▼

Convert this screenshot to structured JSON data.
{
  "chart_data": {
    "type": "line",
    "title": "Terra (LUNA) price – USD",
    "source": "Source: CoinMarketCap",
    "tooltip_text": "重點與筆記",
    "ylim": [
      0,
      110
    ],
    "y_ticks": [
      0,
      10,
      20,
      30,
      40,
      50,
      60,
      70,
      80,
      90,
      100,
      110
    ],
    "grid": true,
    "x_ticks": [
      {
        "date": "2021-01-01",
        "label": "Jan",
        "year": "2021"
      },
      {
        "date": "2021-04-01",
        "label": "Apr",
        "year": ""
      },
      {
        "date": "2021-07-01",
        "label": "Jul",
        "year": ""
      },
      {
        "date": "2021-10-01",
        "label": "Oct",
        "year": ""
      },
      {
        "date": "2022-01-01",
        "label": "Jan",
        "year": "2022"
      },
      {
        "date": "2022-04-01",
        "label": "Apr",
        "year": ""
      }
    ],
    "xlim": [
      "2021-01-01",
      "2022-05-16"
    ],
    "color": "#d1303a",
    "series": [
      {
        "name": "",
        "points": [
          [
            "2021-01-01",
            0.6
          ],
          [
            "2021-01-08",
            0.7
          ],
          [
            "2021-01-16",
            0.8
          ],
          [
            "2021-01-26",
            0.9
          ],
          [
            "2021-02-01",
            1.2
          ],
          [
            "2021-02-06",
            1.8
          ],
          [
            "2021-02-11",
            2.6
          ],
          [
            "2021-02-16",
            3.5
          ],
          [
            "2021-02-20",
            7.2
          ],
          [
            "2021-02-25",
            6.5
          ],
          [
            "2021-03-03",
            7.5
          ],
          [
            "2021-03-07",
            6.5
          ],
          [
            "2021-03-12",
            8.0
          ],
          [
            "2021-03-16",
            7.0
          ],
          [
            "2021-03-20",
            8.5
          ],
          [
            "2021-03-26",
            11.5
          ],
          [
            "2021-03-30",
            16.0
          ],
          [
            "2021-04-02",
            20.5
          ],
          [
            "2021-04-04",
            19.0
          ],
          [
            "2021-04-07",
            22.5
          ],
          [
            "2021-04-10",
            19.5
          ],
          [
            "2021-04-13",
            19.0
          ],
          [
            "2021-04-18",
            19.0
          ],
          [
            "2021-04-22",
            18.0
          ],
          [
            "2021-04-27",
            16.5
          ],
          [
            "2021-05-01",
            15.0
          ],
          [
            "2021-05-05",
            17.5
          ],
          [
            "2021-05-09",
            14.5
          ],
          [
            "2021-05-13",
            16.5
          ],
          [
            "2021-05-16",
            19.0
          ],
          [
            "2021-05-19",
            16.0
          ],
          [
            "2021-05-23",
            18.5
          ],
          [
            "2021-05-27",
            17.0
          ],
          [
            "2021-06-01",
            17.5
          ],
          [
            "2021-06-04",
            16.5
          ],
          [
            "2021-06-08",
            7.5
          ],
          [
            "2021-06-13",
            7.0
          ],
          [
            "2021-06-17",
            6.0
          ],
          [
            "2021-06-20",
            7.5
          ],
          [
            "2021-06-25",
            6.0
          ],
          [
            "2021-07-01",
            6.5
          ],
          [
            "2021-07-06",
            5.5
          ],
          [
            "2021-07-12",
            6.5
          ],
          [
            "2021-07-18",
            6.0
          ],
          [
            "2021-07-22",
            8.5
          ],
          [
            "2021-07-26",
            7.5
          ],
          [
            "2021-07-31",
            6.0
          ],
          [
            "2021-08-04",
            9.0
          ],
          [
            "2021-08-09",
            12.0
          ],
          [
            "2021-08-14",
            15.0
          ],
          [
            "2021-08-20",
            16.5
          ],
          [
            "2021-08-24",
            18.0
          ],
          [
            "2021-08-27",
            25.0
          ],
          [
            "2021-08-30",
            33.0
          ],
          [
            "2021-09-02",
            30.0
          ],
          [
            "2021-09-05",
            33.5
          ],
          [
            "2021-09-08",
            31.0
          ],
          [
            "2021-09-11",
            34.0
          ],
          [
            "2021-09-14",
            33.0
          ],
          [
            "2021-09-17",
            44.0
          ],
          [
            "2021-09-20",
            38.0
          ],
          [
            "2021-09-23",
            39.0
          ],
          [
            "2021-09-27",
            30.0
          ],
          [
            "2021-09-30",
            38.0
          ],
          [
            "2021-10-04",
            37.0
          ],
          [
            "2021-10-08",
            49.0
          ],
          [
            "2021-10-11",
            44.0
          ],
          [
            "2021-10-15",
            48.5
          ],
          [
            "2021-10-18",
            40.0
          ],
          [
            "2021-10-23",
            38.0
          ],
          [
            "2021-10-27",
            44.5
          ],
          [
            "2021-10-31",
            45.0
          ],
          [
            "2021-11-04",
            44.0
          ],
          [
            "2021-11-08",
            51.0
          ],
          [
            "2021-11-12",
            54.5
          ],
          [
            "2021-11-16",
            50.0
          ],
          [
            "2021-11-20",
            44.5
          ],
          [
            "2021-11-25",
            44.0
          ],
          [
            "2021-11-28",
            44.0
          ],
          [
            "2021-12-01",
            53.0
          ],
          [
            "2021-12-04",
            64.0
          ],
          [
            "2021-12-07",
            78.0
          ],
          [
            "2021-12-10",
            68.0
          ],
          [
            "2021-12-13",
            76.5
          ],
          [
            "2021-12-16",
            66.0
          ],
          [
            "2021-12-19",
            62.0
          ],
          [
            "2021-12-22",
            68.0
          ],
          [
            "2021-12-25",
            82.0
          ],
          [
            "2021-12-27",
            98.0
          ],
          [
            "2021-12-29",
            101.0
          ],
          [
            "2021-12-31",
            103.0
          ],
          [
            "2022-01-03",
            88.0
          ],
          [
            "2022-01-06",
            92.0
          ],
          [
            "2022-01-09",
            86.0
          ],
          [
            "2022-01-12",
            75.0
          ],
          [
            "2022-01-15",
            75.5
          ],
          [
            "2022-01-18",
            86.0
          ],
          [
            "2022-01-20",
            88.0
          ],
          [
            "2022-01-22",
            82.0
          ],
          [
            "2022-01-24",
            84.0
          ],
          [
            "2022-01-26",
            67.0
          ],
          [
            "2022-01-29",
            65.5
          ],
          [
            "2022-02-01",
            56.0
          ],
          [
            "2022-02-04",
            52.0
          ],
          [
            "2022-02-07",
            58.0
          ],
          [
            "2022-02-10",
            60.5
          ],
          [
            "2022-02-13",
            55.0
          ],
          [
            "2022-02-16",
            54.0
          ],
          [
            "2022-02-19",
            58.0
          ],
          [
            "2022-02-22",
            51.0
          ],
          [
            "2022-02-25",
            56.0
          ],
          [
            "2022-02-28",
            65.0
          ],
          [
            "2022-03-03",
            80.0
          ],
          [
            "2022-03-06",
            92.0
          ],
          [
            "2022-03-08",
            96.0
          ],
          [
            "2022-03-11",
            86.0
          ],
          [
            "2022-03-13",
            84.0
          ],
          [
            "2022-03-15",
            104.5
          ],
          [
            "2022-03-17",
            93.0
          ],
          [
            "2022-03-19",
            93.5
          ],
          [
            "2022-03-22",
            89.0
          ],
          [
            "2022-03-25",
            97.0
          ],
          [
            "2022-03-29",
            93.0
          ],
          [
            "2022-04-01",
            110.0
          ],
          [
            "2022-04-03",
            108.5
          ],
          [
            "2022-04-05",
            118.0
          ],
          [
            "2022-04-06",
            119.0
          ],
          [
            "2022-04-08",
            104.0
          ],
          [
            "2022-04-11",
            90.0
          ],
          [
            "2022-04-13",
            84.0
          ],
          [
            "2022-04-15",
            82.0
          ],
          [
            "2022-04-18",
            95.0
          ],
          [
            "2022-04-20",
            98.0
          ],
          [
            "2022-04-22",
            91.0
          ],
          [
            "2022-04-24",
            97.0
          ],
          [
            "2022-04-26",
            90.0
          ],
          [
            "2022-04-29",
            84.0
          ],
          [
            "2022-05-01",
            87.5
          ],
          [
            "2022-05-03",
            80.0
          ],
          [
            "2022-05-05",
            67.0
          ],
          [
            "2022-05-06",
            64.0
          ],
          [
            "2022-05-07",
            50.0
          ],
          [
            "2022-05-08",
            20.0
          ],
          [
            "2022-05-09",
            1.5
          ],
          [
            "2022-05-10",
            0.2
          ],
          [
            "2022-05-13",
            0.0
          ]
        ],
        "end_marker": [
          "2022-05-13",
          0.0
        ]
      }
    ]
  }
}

▲

(What needs to be done)
List the lines of the entries that include "date".

(Written solution)
        "date": "2021-01-01",
        "date": "2021-04-01",
        "date": "2021-07-01",
        "date": "2021-10-01",
        "date": "2022-01-01",
        "date": "2022-04-01",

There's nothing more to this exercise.